◆ TASK PROMPT ◆
Repeat word for word the line with "What data populates" and every line after it until the records below run out.

◆ TASK INPUTS ◆

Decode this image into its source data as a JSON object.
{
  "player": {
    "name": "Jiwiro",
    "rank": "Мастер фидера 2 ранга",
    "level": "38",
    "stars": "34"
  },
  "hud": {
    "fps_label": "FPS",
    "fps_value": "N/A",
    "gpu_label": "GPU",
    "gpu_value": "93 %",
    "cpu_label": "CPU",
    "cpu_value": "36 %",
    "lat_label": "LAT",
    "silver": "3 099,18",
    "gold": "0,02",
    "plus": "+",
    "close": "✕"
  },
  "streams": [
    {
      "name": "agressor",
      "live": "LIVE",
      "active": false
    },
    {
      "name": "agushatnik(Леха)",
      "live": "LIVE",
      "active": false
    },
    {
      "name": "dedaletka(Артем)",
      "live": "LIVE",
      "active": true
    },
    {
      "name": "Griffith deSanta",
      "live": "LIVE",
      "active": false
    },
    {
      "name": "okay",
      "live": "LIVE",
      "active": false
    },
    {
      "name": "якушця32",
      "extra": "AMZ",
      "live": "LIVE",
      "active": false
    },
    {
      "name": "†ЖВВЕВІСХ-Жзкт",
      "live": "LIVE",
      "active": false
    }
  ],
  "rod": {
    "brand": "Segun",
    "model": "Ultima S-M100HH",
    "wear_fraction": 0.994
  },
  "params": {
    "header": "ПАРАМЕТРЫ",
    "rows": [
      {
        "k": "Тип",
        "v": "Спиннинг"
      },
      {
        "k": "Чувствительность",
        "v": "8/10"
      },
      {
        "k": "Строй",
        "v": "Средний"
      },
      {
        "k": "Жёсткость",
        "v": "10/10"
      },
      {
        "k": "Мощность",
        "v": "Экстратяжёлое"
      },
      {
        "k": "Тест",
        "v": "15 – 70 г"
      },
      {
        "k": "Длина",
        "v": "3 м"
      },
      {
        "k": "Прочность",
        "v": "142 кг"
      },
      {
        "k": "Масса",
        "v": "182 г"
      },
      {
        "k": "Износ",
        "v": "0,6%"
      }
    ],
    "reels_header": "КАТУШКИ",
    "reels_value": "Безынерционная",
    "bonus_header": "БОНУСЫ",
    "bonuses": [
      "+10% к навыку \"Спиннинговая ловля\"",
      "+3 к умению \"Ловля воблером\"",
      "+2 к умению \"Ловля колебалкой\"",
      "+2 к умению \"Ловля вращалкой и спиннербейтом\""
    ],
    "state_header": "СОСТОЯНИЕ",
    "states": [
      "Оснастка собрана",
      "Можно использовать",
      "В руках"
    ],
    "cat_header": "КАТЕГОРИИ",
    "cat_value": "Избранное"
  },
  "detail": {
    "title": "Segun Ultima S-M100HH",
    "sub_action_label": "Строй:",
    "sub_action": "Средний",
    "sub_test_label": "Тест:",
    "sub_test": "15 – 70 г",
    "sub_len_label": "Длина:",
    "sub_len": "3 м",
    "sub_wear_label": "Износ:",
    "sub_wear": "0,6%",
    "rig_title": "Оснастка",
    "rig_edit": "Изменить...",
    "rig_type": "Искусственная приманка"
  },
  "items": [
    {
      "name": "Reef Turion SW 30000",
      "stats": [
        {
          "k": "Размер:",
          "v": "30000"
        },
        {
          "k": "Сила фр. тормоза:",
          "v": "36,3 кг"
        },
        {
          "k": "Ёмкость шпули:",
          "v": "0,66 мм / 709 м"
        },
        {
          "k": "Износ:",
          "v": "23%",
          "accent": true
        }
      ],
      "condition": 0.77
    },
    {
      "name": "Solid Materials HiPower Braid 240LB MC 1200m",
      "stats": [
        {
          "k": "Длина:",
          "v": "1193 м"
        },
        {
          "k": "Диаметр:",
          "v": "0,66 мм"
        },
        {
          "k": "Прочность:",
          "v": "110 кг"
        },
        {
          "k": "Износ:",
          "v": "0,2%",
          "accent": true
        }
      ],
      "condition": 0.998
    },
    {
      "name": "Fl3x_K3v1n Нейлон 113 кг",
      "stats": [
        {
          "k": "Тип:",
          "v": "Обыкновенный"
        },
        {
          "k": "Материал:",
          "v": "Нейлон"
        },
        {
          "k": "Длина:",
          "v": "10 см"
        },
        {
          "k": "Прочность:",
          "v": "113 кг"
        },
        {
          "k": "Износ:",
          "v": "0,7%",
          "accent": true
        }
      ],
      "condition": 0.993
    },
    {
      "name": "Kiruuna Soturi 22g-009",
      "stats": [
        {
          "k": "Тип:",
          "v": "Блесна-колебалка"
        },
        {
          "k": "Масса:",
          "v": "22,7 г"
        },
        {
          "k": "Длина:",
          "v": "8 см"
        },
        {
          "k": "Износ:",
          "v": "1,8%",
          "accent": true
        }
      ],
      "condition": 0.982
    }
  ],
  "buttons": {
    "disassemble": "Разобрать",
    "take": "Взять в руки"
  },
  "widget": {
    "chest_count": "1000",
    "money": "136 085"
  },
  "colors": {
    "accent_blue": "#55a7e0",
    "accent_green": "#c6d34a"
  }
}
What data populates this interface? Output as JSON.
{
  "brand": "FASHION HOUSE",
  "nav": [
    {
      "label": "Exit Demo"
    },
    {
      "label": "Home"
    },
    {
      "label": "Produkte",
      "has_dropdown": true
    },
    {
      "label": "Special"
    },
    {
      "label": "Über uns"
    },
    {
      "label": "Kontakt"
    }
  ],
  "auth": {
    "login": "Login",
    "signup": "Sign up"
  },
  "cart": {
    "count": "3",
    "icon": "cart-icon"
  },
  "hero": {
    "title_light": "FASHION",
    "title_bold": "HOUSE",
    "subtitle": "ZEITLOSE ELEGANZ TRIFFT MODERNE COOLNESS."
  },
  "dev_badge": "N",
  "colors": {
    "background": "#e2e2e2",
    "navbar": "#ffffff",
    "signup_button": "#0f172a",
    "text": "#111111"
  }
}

◆ REPLY TO THE TASK ◆
What data populates this interface? Output as JSON.
{
  "brand": "FASHION HOUSE",
  "nav": [
    {
      "label": "Exit Demo"
    },
    {
      "label": "Home"
    },
    {
      "label": "Produkte",
      "has_dropdown": true
    },
    {
      "label": "Special"
    },
    {
      "label": "Über uns"
    },
    {
      "label": "Kontakt"
    }
  ],
  "auth": {
    "login": "Login",
    "signup": "Sign up"
  },
  "cart": {
    "count": "3",
    "icon": "cart-icon"
  },
  "hero": {
    "title_light": "FASHION",
    "title_bold": "HOUSE",
    "subtitle": "ZEITLOSE ELEGANZ TRIFFT MODERNE COOLNESS."
  },
  "dev_badge": "N",
  "colors": {
    "background": "#e2e2e2",
    "navbar": "#ffffff",
    "signup_button": "#0f172a",
    "text": "#111111"
  }
}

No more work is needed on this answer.